> _Exercise objective_: Print all of the data exactly.

> _Listing_:
*****
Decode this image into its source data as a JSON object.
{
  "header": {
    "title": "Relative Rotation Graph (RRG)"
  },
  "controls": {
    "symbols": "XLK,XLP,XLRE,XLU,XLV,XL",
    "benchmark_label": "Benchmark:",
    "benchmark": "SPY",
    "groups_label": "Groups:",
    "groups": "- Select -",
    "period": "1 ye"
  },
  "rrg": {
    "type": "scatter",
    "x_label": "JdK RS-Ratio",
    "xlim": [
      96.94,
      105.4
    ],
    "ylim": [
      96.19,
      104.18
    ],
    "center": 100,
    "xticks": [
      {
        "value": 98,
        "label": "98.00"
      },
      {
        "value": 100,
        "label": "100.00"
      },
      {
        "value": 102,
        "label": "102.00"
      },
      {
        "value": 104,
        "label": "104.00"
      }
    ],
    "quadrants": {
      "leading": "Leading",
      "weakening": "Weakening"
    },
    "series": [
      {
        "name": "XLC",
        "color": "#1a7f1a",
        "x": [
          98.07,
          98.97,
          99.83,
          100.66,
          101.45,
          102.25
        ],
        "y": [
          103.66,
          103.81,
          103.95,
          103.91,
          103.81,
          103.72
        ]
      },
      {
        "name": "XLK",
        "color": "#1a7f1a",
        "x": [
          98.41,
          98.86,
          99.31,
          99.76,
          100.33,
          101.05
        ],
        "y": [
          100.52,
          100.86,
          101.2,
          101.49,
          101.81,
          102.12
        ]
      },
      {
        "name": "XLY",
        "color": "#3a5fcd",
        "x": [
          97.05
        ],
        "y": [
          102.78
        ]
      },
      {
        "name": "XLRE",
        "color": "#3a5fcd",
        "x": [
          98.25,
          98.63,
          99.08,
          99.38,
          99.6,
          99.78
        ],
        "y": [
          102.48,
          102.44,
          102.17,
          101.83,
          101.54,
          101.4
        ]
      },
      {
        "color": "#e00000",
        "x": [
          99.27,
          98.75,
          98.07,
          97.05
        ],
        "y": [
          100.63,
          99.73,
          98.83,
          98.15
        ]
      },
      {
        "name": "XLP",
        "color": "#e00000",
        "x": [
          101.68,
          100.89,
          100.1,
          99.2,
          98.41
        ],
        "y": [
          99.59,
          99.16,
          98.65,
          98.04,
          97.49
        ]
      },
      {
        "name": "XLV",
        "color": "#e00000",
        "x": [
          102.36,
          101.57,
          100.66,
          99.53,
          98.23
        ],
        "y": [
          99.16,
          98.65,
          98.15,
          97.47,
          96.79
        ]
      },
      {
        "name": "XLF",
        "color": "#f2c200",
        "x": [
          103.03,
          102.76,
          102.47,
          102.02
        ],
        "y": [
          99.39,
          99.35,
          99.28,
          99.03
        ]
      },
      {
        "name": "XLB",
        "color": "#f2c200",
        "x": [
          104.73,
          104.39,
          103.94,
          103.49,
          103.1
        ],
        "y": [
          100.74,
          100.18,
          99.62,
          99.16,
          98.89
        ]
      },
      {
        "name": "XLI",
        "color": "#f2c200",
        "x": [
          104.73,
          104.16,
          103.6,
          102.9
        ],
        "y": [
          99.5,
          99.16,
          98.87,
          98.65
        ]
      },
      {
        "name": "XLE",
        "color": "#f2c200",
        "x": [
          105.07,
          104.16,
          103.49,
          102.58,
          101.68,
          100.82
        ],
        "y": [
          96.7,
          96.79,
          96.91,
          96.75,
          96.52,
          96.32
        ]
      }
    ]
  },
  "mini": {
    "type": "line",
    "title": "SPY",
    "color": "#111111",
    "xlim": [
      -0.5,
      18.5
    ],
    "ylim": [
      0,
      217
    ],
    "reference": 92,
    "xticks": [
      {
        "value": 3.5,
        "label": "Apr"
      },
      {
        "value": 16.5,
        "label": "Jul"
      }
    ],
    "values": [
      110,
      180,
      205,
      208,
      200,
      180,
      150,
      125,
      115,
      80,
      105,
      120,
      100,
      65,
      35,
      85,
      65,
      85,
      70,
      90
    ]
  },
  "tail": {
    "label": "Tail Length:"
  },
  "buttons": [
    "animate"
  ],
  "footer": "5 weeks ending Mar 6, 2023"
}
*****
> _Written reply_:
Decode this image into its source data as a JSON object.
{
  "header": {
    "title": "Relative Rotation Graph (RRG)"
  },
  "controls": {
    "symbols": "XLK,XLP,XLRE,XLU,XLV,XL",
    "benchmark_label": "Benchmark:",
    "benchmark": "SPY",
    "groups_label": "Groups:",
    "groups": "- Select -",
    "period": "1 ye"
  },
  "rrg": {
    "type": "scatter",
    "x_label": "JdK RS-Ratio",
    "xlim": [
      96.94,
      105.4
    ],
    "ylim": [
      96.19,
      104.18
    ],
    "center": 100,
    "xticks": [
      {
        "value": 98,
        "label": "98.00"
      },
      {
        "value": 100,
        "label": "100.00"
      },
      {
        "value": 102,
        "label": "102.00"
      },
      {
        "value": 104,
        "label": "104.00"
      }
    ],
    "quadrants": {
      "leading": "Leading",
      "weakening": "Weakening"
    },
    "series": [
      {
        "name": "XLC",
        "color": "#1a7f1a",
        "x": [
          98.07,
          98.97,
          99.83,
          100.66,
          101.45,
          102.25
        ],
        "y": [
          103.66,
          103.81,
          103.95,
          103.91,
          103.81,
          103.72
        ]
      },
      {
        "name": "XLK",
        "color": "#1a7f1a",
        "x": [
          98.41,
          98.86,
          99.31,
          99.76,
          100.33,
          101.05
        ],
        "y": [
          100.52,
          100.86,
          101.2,
          101.49,
          101.81,
          102.12
        ]
      },
      {
        "name": "XLY",
        "color": "#3a5fcd",
        "x": [
          97.05
        ],
        "y": [
          102.78
        ]
      },
      {
        "name": "XLRE",
        "color": "#3a5fcd",
        "x": [
          98.25,
          98.63,
          99.08,
          99.38,
          99.6,
          99.78
        ],
        "y": [
          102.48,
          102.44,
          102.17,
          101.83,
          101.54,
          101.4
        ]
      },
      {
        "color": "#e00000",
        "x": [
          99.27,
          98.75,
          98.07,
          97.05
        ],
        "y": [
          100.63,
          99.73,
          98.83,
          98.15
        ]
      },
      {
        "name": "XLP",
        "color": "#e00000",
        "x": [
          101.68,
          100.89,
          100.1,
          99.2,
          98.41
        ],
        "y": [
          99.59,
          99.16,
          98.65,
          98.04,
          97.49
        ]
      },
      {
        "name": "XLV",
        "color": "#e00000",
        "x": [
          102.36,
          101.57,
          100.66,
          99.53,
          98.23
        ],
        "y": [
          99.16,
          98.65,
          98.15,
          97.47,
          96.79
        ]
      },
      {
        "name": "XLF",
        "color": "#f2c200",
        "x": [
          103.03,
          102.76,
          102.47,
          102.02
        ],
        "y": [
          99.39,
          99.35,
          99.28,
          99.03
        ]
      },
      {
        "name": "XLB",
        "color": "#f2c200",
        "x": [
          104.73,
          104.39,
          103.94,
          103.49,
          103.1
        ],
        "y": [
          100.74,
          100.18,
          99.62,
          99.16,
          98.89
        ]
      },
      {
        "name": "XLI",
        "color": "#f2c200",
        "x": [
          104.73,
          104.16,
          103.6,
          102.9
        ],
        "y": [
          99.5,
          99.16,
          98.87,
          98.65
        ]
      },
      {
        "name": "XLE",
        "color": "#f2c200",
        "x": [
          105.07,
          104.16,
          103.49,
          102.58,
          101.68,
          100.82
        ],
        "y": [
          96.7,
          96.79,
          96.91,
          96.75,
          96.52,
          96.32
        ]
      }
    ]
  },
  "mini": {
    "type": "line",
    "title": "SPY",
    "color": "#111111",
    "xlim": [
      -0.5,
      18.5
    ],
    "ylim": [
      0,
      217
    ],
    "reference": 92,
    "xticks": [
      {
        "value": 3.5,
        "label": "Apr"
      },
      {
        "value": 16.5,
        "label": "Jul"
      }
    ],
    "values": [
      110,
      180,
      205,
      208,
      200,
      180,
      150,
      125,
      115,
      80,
      105,
      120,
      100,
      65,
      35,
      85,
      65,
      85,
      70,
      90
    ]
  },
  "tail": {
    "label": "Tail Length:"
  },
  "buttons": [
    "animate"
  ],
  "footer": "5 weeks ending Mar 6, 2023"
}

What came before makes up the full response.